>>>
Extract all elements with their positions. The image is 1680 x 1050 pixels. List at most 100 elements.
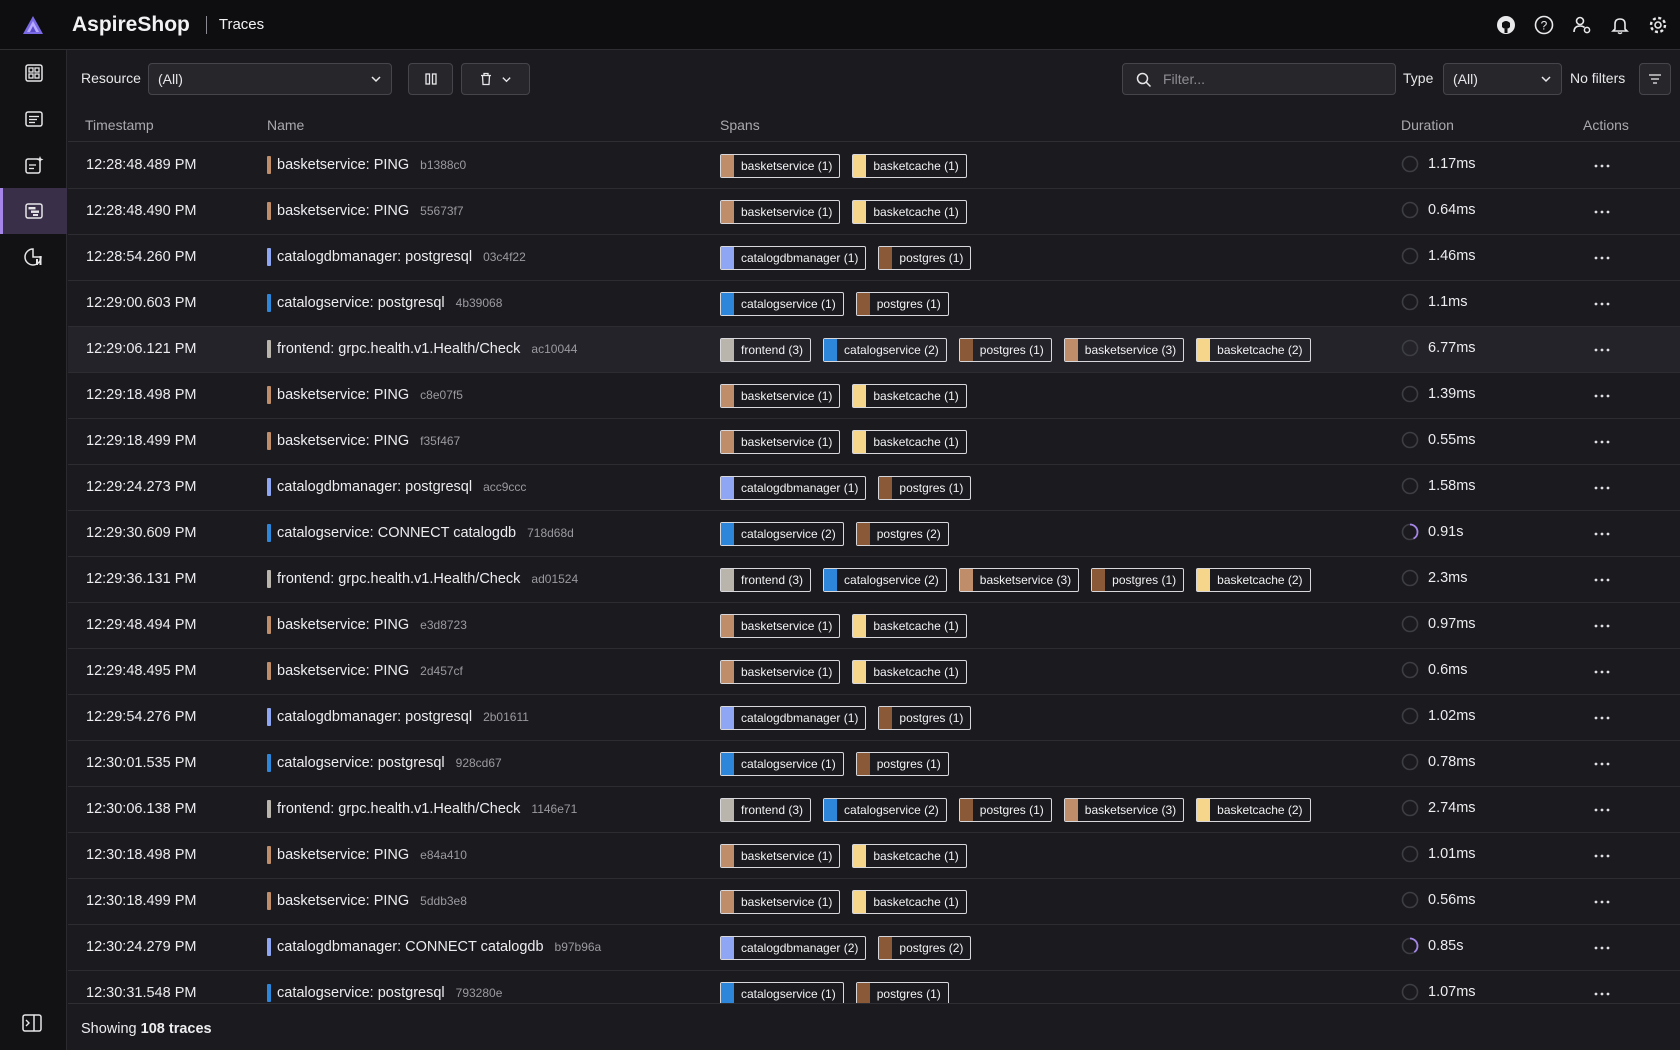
nav-structured-logs[interactable]: [0, 142, 67, 188]
row-actions-button[interactable]: [1588, 706, 1616, 730]
trace-name[interactable]: frontend: grpc.health.v1.Health/Check: [277, 341, 520, 357]
trace-name[interactable]: basketservice: PING: [277, 617, 409, 633]
trace-row[interactable]: 12:28:48.489 PM basketservice: PING b1388c…: [68, 143, 1680, 189]
trace-name[interactable]: basketservice: PING: [277, 663, 409, 679]
trace-row[interactable]: 12:29:36.131 PM frontend: grpc.health.v1.…: [68, 557, 1680, 603]
trace-name[interactable]: basketservice: PING: [277, 847, 409, 863]
col-timestamp[interactable]: Timestamp: [85, 117, 154, 133]
type-select[interactable]: (All): [1443, 63, 1562, 95]
row-actions-button[interactable]: [1588, 936, 1616, 960]
row-actions-button[interactable]: [1588, 522, 1616, 546]
trace-row[interactable]: 12:28:54.260 PM catalogdbmanager: postgre…: [68, 235, 1680, 281]
span-chip-label: basketcache (1): [873, 435, 959, 449]
row-actions-button[interactable]: [1588, 890, 1616, 914]
app-title[interactable]: AspireShop: [72, 13, 190, 37]
row-actions-button[interactable]: [1588, 246, 1616, 270]
trace-row[interactable]: 12:30:18.499 PM basketservice: PING 5ddb3e…: [68, 879, 1680, 925]
trace-row[interactable]: 12:29:06.121 PM frontend: grpc.health.v1.…: [68, 327, 1680, 373]
filters-button[interactable]: [1639, 63, 1671, 95]
title-divider: [205, 15, 207, 34]
trace-name[interactable]: frontend: grpc.health.v1.Health/Check: [277, 571, 520, 587]
trace-name[interactable]: catalogdbmanager: postgresql: [277, 479, 472, 495]
duration-ring-icon: [1401, 569, 1419, 587]
trace-row[interactable]: 12:29:30.609 PM catalogservice: CONNECT c…: [68, 511, 1680, 557]
nav-metrics[interactable]: [0, 234, 67, 280]
trace-name[interactable]: basketservice: PING: [277, 433, 409, 449]
row-actions-button[interactable]: [1588, 384, 1616, 408]
span-chip: postgres (2): [878, 936, 972, 960]
trace-name[interactable]: catalogservice: CONNECT catalogdb: [277, 525, 516, 541]
resource-select[interactable]: (All): [148, 63, 392, 95]
trace-name[interactable]: basketservice: PING: [277, 387, 409, 403]
trace-name[interactable]: frontend: grpc.health.v1.Health/Check: [277, 801, 520, 817]
duration-ring-icon: [1401, 201, 1419, 219]
user-settings-icon[interactable]: [1572, 15, 1592, 35]
span-chip: postgres (1): [878, 476, 972, 500]
row-actions-button[interactable]: [1588, 798, 1616, 822]
trace-row[interactable]: 12:29:00.603 PM catalogservice: postgresq…: [68, 281, 1680, 327]
row-actions-button[interactable]: [1588, 982, 1616, 1003]
traces-grid-header: Timestamp Name Spans Duration Actions: [68, 108, 1680, 142]
trace-row[interactable]: 12:29:48.494 PM basketservice: PING e3d872…: [68, 603, 1680, 649]
trace-name[interactable]: basketservice: PING: [277, 893, 409, 909]
trace-name[interactable]: catalogdbmanager: CONNECT catalogdb: [277, 939, 544, 955]
col-name[interactable]: Name: [267, 117, 304, 133]
trace-row[interactable]: 12:29:18.498 PM basketservice: PING c8e07f…: [68, 373, 1680, 419]
span-chip: frontend (3): [720, 568, 812, 592]
trace-row[interactable]: 12:30:31.548 PM catalogservice: postgresq…: [68, 971, 1680, 1003]
pause-icon: [424, 73, 437, 85]
trace-row[interactable]: 12:30:24.279 PM catalogdbmanager: CONNECT…: [68, 925, 1680, 971]
pause-button[interactable]: [408, 63, 453, 95]
row-actions-button[interactable]: [1588, 338, 1616, 362]
trace-row[interactable]: 12:29:24.273 PM catalogdbmanager: postgre…: [68, 465, 1680, 511]
span-chips: basketservice (1) basketcache (1): [720, 384, 967, 408]
row-actions-button[interactable]: [1588, 614, 1616, 638]
trace-name[interactable]: basketservice: PING: [277, 203, 409, 219]
row-actions-button[interactable]: [1588, 200, 1616, 224]
trace-row[interactable]: 12:30:06.138 PM frontend: grpc.health.v1.…: [68, 787, 1680, 833]
nav-console[interactable]: [0, 96, 67, 142]
row-actions-button[interactable]: [1588, 292, 1616, 316]
row-actions-button[interactable]: [1588, 568, 1616, 592]
row-actions-button[interactable]: [1588, 844, 1616, 868]
duration-value: 0.6ms: [1428, 662, 1468, 678]
trace-row[interactable]: 12:30:01.535 PM catalogservice: postgresq…: [68, 741, 1680, 787]
span-color-swatch: [1092, 569, 1106, 591]
row-actions-button[interactable]: [1588, 154, 1616, 178]
trace-row[interactable]: 12:29:48.495 PM basketservice: PING 2d457c…: [68, 649, 1680, 695]
duration-cell: 2.74ms: [1401, 799, 1476, 817]
row-actions-button[interactable]: [1588, 660, 1616, 684]
clear-traces-button[interactable]: [461, 63, 530, 95]
trace-name[interactable]: basketservice: PING: [277, 157, 409, 173]
nav-resources[interactable]: [0, 50, 67, 96]
row-actions-button[interactable]: [1588, 476, 1616, 500]
collapse-nav-button[interactable]: [22, 1014, 42, 1035]
trace-row[interactable]: 12:29:54.276 PM catalogdbmanager: postgre…: [68, 695, 1680, 741]
console-logs-icon: [24, 111, 43, 127]
trace-row[interactable]: 12:29:18.499 PM basketservice: PING f35f46…: [68, 419, 1680, 465]
trace-name[interactable]: catalogservice: postgresql: [277, 755, 445, 771]
trace-name-cell: basketservice: PING f35f467: [267, 432, 460, 450]
span-chip-label: postgres (1): [899, 711, 964, 725]
trace-name[interactable]: catalogdbmanager: postgresql: [277, 709, 472, 725]
settings-gear-icon[interactable]: [1648, 15, 1668, 35]
notifications-icon[interactable]: [1610, 15, 1630, 35]
help-icon[interactable]: ?: [1534, 15, 1554, 35]
trace-row[interactable]: 12:30:18.498 PM basketservice: PING e84a41…: [68, 833, 1680, 879]
trace-name[interactable]: catalogdbmanager: postgresql: [277, 249, 472, 265]
span-chip-label: basketservice (3): [979, 573, 1072, 587]
github-icon[interactable]: [1496, 15, 1516, 35]
aspire-logo-icon[interactable]: [0, 0, 66, 50]
more-horizontal-icon: [1594, 716, 1610, 720]
col-duration[interactable]: Duration: [1401, 117, 1454, 133]
filter-input[interactable]: [1163, 64, 1383, 94]
service-color-bar: [267, 938, 271, 956]
trace-name[interactable]: catalogservice: postgresql: [277, 295, 445, 311]
trace-row[interactable]: 12:28:48.490 PM basketservice: PING 55673f…: [68, 189, 1680, 235]
trace-name-cell: catalogservice: CONNECT catalogdb 718d68d: [267, 524, 574, 542]
row-actions-button[interactable]: [1588, 430, 1616, 454]
row-actions-button[interactable]: [1588, 752, 1616, 776]
nav-traces[interactable]: [0, 188, 67, 234]
trace-name[interactable]: catalogservice: postgresql: [277, 985, 445, 1001]
duration-cell: 0.55ms: [1401, 431, 1476, 449]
<<<
Reproduce the data above line for line, without changing anything, and leave out the pictures.

Extract all elements with their positions. The image is 1680 x 1050 pixels. List at most 100 elements.
nav-structured-logs[interactable]: [0, 142, 67, 188]
row-actions-button[interactable]: [1588, 706, 1616, 730]
trace-name[interactable]: frontend: grpc.health.v1.Health/Check: [277, 341, 520, 357]
trace-name[interactable]: basketservice: PING: [277, 617, 409, 633]
trace-row[interactable]: 12:28:48.489 PM basketservice: PING b1388c…: [68, 143, 1680, 189]
trace-name[interactable]: basketservice: PING: [277, 663, 409, 679]
trace-row[interactable]: 12:29:36.131 PM frontend: grpc.health.v1.…: [68, 557, 1680, 603]
trace-name[interactable]: basketservice: PING: [277, 847, 409, 863]
col-timestamp[interactable]: Timestamp: [85, 117, 154, 133]
type-select[interactable]: (All): [1443, 63, 1562, 95]
row-actions-button[interactable]: [1588, 936, 1616, 960]
row-actions-button[interactable]: [1588, 522, 1616, 546]
trace-row[interactable]: 12:28:54.260 PM catalogdbmanager: postgre…: [68, 235, 1680, 281]
span-chip-label: basketcache (1): [873, 435, 959, 449]
row-actions-button[interactable]: [1588, 890, 1616, 914]
app-title[interactable]: AspireShop: [72, 13, 190, 37]
row-actions-button[interactable]: [1588, 246, 1616, 270]
trace-row[interactable]: 12:30:18.499 PM basketservice: PING 5ddb3e…: [68, 879, 1680, 925]
trace-row[interactable]: 12:29:06.121 PM frontend: grpc.health.v1.…: [68, 327, 1680, 373]
filters-button[interactable]: [1639, 63, 1671, 95]
title-divider: [205, 15, 207, 34]
trace-name[interactable]: frontend: grpc.health.v1.Health/Check: [277, 571, 520, 587]
trace-name[interactable]: catalogdbmanager: postgresql: [277, 479, 472, 495]
duration-ring-icon: [1401, 569, 1419, 587]
trace-row[interactable]: 12:29:30.609 PM catalogservice: CONNECT c…: [68, 511, 1680, 557]
nav-metrics[interactable]: [0, 234, 67, 280]
trace-name[interactable]: basketservice: PING: [277, 433, 409, 449]
row-actions-button[interactable]: [1588, 384, 1616, 408]
span-chip: postgres (2): [878, 936, 972, 960]
trace-name[interactable]: catalogservice: CONNECT catalogdb: [277, 525, 516, 541]
resource-select[interactable]: (All): [148, 63, 392, 95]
trace-name[interactable]: basketservice: PING: [277, 387, 409, 403]
trace-name[interactable]: frontend: grpc.health.v1.Health/Check: [277, 801, 520, 817]
duration-ring-icon: [1401, 201, 1419, 219]
user-settings-icon[interactable]: [1572, 15, 1592, 35]
span-chip: postgres (1): [878, 476, 972, 500]
row-actions-button[interactable]: [1588, 798, 1616, 822]
trace-row[interactable]: 12:29:00.603 PM catalogservice: postgresq…: [68, 281, 1680, 327]
row-actions-button[interactable]: [1588, 982, 1616, 1003]
traces-grid-header: Timestamp Name Spans Duration Actions: [68, 108, 1680, 142]
trace-row[interactable]: 12:29:48.494 PM basketservice: PING e3d872…: [68, 603, 1680, 649]
trace-name[interactable]: basketservice: PING: [277, 893, 409, 909]
trace-name[interactable]: catalogdbmanager: CONNECT catalogdb: [277, 939, 544, 955]
col-name[interactable]: Name: [267, 117, 304, 133]
trace-row[interactable]: 12:29:18.498 PM basketservice: PING c8e07f…: [68, 373, 1680, 419]
span-chip: frontend (3): [720, 568, 812, 592]
trace-row[interactable]: 12:30:31.548 PM catalogservice: postgresq…: [68, 971, 1680, 1003]
pause-icon: [424, 73, 437, 85]
trace-row[interactable]: 12:30:24.279 PM catalogdbmanager: CONNECT…: [68, 925, 1680, 971]
pause-button[interactable]: [408, 63, 453, 95]
row-actions-button[interactable]: [1588, 338, 1616, 362]
trace-row[interactable]: 12:29:24.273 PM catalogdbmanager: postgre…: [68, 465, 1680, 511]
span-chips: basketservice (1) basketcache (1): [720, 384, 967, 408]
row-actions-button[interactable]: [1588, 614, 1616, 638]
trace-name[interactable]: basketservice: PING: [277, 203, 409, 219]
row-actions-button[interactable]: [1588, 200, 1616, 224]
trace-row[interactable]: 12:30:06.138 PM frontend: grpc.health.v1.…: [68, 787, 1680, 833]
nav-console[interactable]: [0, 96, 67, 142]
row-actions-button[interactable]: [1588, 292, 1616, 316]
row-actions-button[interactable]: [1588, 568, 1616, 592]
row-actions-button[interactable]: [1588, 844, 1616, 868]
duration-value: 0.6ms: [1428, 662, 1468, 678]
trace-row[interactable]: 12:30:01.535 PM catalogservice: postgresq…: [68, 741, 1680, 787]
span-color-swatch: [1092, 569, 1106, 591]
row-actions-button[interactable]: [1588, 154, 1616, 178]
trace-row[interactable]: 12:29:48.495 PM basketservice: PING 2d457c…: [68, 649, 1680, 695]
duration-cell: 2.74ms: [1401, 799, 1476, 817]
row-actions-button[interactable]: [1588, 660, 1616, 684]
clear-traces-button[interactable]: [461, 63, 530, 95]
trace-name[interactable]: basketservice: PING: [277, 157, 409, 173]
nav-resources[interactable]: [0, 50, 67, 96]
row-actions-button[interactable]: [1588, 476, 1616, 500]
collapse-nav-button[interactable]: [22, 1014, 42, 1035]
trace-row[interactable]: 12:29:54.276 PM catalogdbmanager: postgre…: [68, 695, 1680, 741]
console-logs-icon: [24, 111, 43, 127]
trace-row[interactable]: 12:29:18.499 PM basketservice: PING f35f46…: [68, 419, 1680, 465]
trace-name[interactable]: catalogservice: postgresql: [277, 755, 445, 771]
trace-name-cell: basketservice: PING f35f467: [267, 432, 460, 450]
span-chip-label: postgres (1): [899, 711, 964, 725]
trace-name[interactable]: catalogdbmanager: postgresql: [277, 709, 472, 725]
settings-gear-icon[interactable]: [1648, 15, 1668, 35]
notifications-icon[interactable]: [1610, 15, 1630, 35]
help-icon[interactable]: ?: [1534, 15, 1554, 35]
trace-row[interactable]: 12:30:18.498 PM basketservice: PING e84a41…: [68, 833, 1680, 879]
trace-name[interactable]: catalogdbmanager: postgresql: [277, 249, 472, 265]
span-chip-label: basketservice (3): [979, 573, 1072, 587]
github-icon[interactable]: [1496, 15, 1516, 35]
aspire-logo-icon[interactable]: [0, 0, 66, 50]
more-horizontal-icon: [1594, 716, 1610, 720]
col-duration[interactable]: Duration: [1401, 117, 1454, 133]
filter-input[interactable]: [1163, 64, 1383, 94]
service-color-bar: [267, 938, 271, 956]
trace-name[interactable]: catalogservice: postgresql: [277, 295, 445, 311]
trace-row[interactable]: 12:28:48.490 PM basketservice: PING 55673f…: [68, 189, 1680, 235]
trace-name-cell: catalogservice: CONNECT catalogdb 718d68d: [267, 524, 574, 542]
row-actions-button[interactable]: [1588, 430, 1616, 454]
row-actions-button[interactable]: [1588, 752, 1616, 776]
nav-traces[interactable]: [0, 188, 67, 234]
trace-name[interactable]: catalogservice: postgresql: [277, 985, 445, 1001]
duration-cell: 0.55ms: [1401, 431, 1476, 449]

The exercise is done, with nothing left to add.